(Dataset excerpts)
-*-*-
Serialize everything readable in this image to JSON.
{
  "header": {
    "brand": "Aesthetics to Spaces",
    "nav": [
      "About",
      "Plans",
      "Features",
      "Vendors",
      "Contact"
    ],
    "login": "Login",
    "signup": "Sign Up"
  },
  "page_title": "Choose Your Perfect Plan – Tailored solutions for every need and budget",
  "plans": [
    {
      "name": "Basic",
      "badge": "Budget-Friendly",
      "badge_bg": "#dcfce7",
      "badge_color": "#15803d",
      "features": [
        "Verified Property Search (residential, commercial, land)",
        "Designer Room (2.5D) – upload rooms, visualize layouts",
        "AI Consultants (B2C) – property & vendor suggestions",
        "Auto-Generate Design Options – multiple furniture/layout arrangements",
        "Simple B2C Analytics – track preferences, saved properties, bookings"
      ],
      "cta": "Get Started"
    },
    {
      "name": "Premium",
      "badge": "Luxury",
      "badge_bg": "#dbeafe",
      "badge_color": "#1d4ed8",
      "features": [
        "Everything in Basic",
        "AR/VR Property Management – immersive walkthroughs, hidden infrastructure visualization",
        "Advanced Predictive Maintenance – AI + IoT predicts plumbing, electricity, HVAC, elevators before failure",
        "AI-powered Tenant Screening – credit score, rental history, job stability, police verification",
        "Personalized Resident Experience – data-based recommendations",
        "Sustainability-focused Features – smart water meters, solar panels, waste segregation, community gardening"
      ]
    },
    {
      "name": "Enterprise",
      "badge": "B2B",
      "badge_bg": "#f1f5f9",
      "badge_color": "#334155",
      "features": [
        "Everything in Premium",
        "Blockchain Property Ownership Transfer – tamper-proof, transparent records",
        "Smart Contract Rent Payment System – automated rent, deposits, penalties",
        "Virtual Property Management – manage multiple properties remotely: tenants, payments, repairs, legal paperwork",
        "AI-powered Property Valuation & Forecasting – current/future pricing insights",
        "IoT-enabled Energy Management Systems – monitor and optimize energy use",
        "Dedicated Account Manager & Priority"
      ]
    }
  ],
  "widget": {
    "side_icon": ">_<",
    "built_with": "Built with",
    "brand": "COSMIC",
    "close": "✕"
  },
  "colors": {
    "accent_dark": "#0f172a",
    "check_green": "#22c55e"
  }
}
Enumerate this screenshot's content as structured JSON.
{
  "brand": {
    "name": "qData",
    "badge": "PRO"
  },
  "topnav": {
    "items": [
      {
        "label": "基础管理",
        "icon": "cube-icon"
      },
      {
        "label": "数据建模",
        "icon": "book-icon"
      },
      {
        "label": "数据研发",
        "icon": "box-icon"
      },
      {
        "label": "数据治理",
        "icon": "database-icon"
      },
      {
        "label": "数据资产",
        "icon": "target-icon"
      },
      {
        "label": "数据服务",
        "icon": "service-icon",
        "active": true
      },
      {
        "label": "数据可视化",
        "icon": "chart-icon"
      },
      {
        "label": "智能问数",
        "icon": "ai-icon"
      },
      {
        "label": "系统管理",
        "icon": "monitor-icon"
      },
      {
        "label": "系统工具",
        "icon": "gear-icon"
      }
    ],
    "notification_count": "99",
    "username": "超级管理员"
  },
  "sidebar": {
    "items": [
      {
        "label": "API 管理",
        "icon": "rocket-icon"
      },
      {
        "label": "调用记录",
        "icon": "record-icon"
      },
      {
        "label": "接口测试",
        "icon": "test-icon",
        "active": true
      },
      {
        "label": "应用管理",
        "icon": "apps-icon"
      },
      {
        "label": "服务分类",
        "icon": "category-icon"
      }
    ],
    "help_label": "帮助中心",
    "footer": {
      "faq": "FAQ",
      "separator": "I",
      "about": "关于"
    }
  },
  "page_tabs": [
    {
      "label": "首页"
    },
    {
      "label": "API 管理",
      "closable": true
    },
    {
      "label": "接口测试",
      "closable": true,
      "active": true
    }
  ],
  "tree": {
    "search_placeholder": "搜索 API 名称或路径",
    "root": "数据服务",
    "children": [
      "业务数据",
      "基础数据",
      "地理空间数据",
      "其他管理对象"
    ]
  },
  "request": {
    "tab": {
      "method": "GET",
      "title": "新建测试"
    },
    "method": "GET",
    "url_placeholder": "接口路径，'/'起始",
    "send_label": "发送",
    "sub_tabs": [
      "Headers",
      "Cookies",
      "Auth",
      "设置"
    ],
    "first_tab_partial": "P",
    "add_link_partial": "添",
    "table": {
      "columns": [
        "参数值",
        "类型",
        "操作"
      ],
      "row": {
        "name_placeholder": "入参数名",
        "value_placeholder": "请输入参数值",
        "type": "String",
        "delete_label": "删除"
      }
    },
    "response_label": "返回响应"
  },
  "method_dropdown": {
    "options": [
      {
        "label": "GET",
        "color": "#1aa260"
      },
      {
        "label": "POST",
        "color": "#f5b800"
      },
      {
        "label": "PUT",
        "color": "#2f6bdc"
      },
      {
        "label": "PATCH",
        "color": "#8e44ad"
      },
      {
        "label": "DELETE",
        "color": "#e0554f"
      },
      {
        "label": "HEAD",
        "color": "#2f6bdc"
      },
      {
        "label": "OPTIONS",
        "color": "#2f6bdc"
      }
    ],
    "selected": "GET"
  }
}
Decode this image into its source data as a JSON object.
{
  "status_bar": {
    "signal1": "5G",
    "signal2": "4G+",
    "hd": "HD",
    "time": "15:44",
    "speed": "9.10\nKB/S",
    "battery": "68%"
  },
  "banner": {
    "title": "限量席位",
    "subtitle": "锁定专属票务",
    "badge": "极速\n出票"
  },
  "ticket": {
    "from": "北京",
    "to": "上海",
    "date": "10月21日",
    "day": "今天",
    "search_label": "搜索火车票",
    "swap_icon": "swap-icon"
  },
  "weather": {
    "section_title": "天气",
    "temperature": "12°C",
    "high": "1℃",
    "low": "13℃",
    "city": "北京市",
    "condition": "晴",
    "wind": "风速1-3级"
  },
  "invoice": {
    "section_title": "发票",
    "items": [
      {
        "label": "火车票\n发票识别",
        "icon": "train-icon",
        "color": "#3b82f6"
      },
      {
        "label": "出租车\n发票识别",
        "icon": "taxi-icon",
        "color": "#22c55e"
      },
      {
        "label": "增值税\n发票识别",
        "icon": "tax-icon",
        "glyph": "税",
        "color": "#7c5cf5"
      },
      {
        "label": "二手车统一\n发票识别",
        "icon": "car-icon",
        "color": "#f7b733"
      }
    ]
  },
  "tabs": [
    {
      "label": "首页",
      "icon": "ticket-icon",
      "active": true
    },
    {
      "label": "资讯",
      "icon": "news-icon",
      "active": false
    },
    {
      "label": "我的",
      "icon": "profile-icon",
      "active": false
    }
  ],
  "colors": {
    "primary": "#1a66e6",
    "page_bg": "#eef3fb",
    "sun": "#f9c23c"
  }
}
-*-*-
### EXERCISE INSTRUCTIONS
Output the data above exactly, please, line for line.

### RESULT FOR THIS TASK
Serialize everything readable in this image to JSON.
{
  "header": {
    "brand": "Aesthetics to Spaces",
    "nav": [
      "About",
      "Plans",
      "Features",
      "Vendors",
      "Contact"
    ],
    "login": "Login",
    "signup": "Sign Up"
  },
  "page_title": "Choose Your Perfect Plan – Tailored solutions for every need and budget",
  "plans": [
    {
      "name": "Basic",
      "badge": "Budget-Friendly",
      "badge_bg": "#dcfce7",
      "badge_color": "#15803d",
      "features": [
        "Verified Property Search (residential, commercial, land)",
        "Designer Room (2.5D) – upload rooms, visualize layouts",
        "AI Consultants (B2C) – property & vendor suggestions",
        "Auto-Generate Design Options – multiple furniture/layout arrangements",
        "Simple B2C Analytics – track preferences, saved properties, bookings"
      ],
      "cta": "Get Started"
    },
    {
      "name": "Premium",
      "badge": "Luxury",
      "badge_bg": "#dbeafe",
      "badge_color": "#1d4ed8",
      "features": [
        "Everything in Basic",
        "AR/VR Property Management – immersive walkthroughs, hidden infrastructure visualization",
        "Advanced Predictive Maintenance – AI + IoT predicts plumbing, electricity, HVAC, elevators before failure",
        "AI-powered Tenant Screening – credit score, rental history, job stability, police verification",
        "Personalized Resident Experience – data-based recommendations",
        "Sustainability-focused Features – smart water meters, solar panels, waste segregation, community gardening"
      ]
    },
    {
      "name": "Enterprise",
      "badge": "B2B",
      "badge_bg": "#f1f5f9",
      "badge_color": "#334155",
      "features": [
        "Everything in Premium",
        "Blockchain Property Ownership Transfer – tamper-proof, transparent records",
        "Smart Contract Rent Payment System – automated rent, deposits, penalties",
        "Virtual Property Management – manage multiple properties remotely: tenants, payments, repairs, legal paperwork",
        "AI-powered Property Valuation & Forecasting – current/future pricing insights",
        "IoT-enabled Energy Management Systems – monitor and optimize energy use",
        "Dedicated Account Manager & Priority"
      ]
    }
  ],
  "widget": {
    "side_icon": ">_<",
    "built_with": "Built with",
    "brand": "COSMIC",
    "close": "✕"
  },
  "colors": {
    "accent_dark": "#0f172a",
    "check_green": "#22c55e"
  }
}
Enumerate this screenshot's content as structured JSON.
{
  "brand": {
    "name": "qData",
    "badge": "PRO"
  },
  "topnav": {
    "items": [
      {
        "label": "基础管理",
        "icon": "cube-icon"
      },
      {
        "label": "数据建模",
        "icon": "book-icon"
      },
      {
        "label": "数据研发",
        "icon": "box-icon"
      },
      {
        "label": "数据治理",
        "icon": "database-icon"
      },
      {
        "label": "数据资产",
        "icon": "target-icon"
      },
      {
        "label": "数据服务",
        "icon": "service-icon",
        "active": true
      },
      {
        "label": "数据可视化",
        "icon": "chart-icon"
      },
      {
        "label": "智能问数",
        "icon": "ai-icon"
      },
      {
        "label": "系统管理",
        "icon": "monitor-icon"
      },
      {
        "label": "系统工具",
        "icon": "gear-icon"
      }
    ],
    "notification_count": "99",
    "username": "超级管理员"
  },
  "sidebar": {
    "items": [
      {
        "label": "API 管理",
        "icon": "rocket-icon"
      },
      {
        "label": "调用记录",
        "icon": "record-icon"
      },
      {
        "label": "接口测试",
        "icon": "test-icon",
        "active": true
      },
      {
        "label": "应用管理",
        "icon": "apps-icon"
      },
      {
        "label": "服务分类",
        "icon": "category-icon"
      }
    ],
    "help_label": "帮助中心",
    "footer": {
      "faq": "FAQ",
      "separator": "I",
      "about": "关于"
    }
  },
  "page_tabs": [
    {
      "label": "首页"
    },
    {
      "label": "API 管理",
      "closable": true
    },
    {
      "label": "接口测试",
      "closable": true,
      "active": true
    }
  ],
  "tree": {
    "search_placeholder": "搜索 API 名称或路径",
    "root": "数据服务",
    "children": [
      "业务数据",
      "基础数据",
      "地理空间数据",
      "其他管理对象"
    ]
  },
  "request": {
    "tab": {
      "method": "GET",
      "title": "新建测试"
    },
    "method": "GET",
    "url_placeholder": "接口路径，'/'起始",
    "send_label": "发送",
    "sub_tabs": [
      "Headers",
      "Cookies",
      "Auth",
      "设置"
    ],
    "first_tab_partial": "P",
    "add_link_partial": "添",
    "table": {
      "columns": [
        "参数值",
        "类型",
        "操作"
      ],
      "row": {
        "name_placeholder": "入参数名",
        "value_placeholder": "请输入参数值",
        "type": "String",
        "delete_label": "删除"
      }
    },
    "response_label": "返回响应"
  },
  "method_dropdown": {
    "options": [
      {
        "label": "GET",
        "color": "#1aa260"
      },
      {
        "label": "POST",
        "color": "#f5b800"
      },
      {
        "label": "PUT",
        "color": "#2f6bdc"
      },
      {
        "label": "PATCH",
        "color": "#8e44ad"
      },
      {
        "label": "DELETE",
        "color": "#e0554f"
      },
      {
        "label": "HEAD",
        "color": "#2f6bdc"
      },
      {
        "label": "OPTIONS",
        "color": "#2f6bdc"
      }
    ],
    "selected": "GET"
  }
}
Decode this image into its source data as a JSON object.
{
  "status_bar": {
    "signal1": "5G",
    "signal2": "4G+",
    "hd": "HD",
    "time": "15:44",
    "speed": "9.10\nKB/S",
    "battery": "68%"
  },
  "banner": {
    "title": "限量席位",
    "subtitle": "锁定专属票务",
    "badge": "极速\n出票"
  },
  "ticket": {
    "from": "北京",
    "to": "上海",
    "date": "10月21日",
    "day": "今天",
    "search_label": "搜索火车票",
    "swap_icon": "swap-icon"
  },
  "weather": {
    "section_title": "天气",
    "temperature": "12°C",
    "high": "1℃",
    "low": "13℃",
    "city": "北京市",
    "condition": "晴",
    "wind": "风速1-3级"
  },
  "invoice": {
    "section_title": "发票",
    "items": [
      {
        "label": "火车票\n发票识别",
        "icon": "train-icon",
        "color": "#3b82f6"
      },
      {
        "label": "出租车\n发票识别",
        "icon": "taxi-icon",
        "color": "#22c55e"
      },
      {
        "label": "增值税\n发票识别",
        "icon": "tax-icon",
        "glyph": "税",
        "color": "#7c5cf5"
      },
      {
        "label": "二手车统一\n发票识别",
        "icon": "car-icon",
        "color": "#f7b733"
      }
    ]
  },
  "tabs": [
    {
      "label": "首页",
      "icon": "ticket-icon",
      "active": true
    },
    {
      "label": "资讯",
      "icon": "news-icon",
      "active": false
    },
    {
      "label": "我的",
      "icon": "profile-icon",
      "active": false
    }
  ],
  "colors": {
    "primary": "#1a66e6",
    "page_bg": "#eef3fb",
    "sun": "#f9c23c"
  }
}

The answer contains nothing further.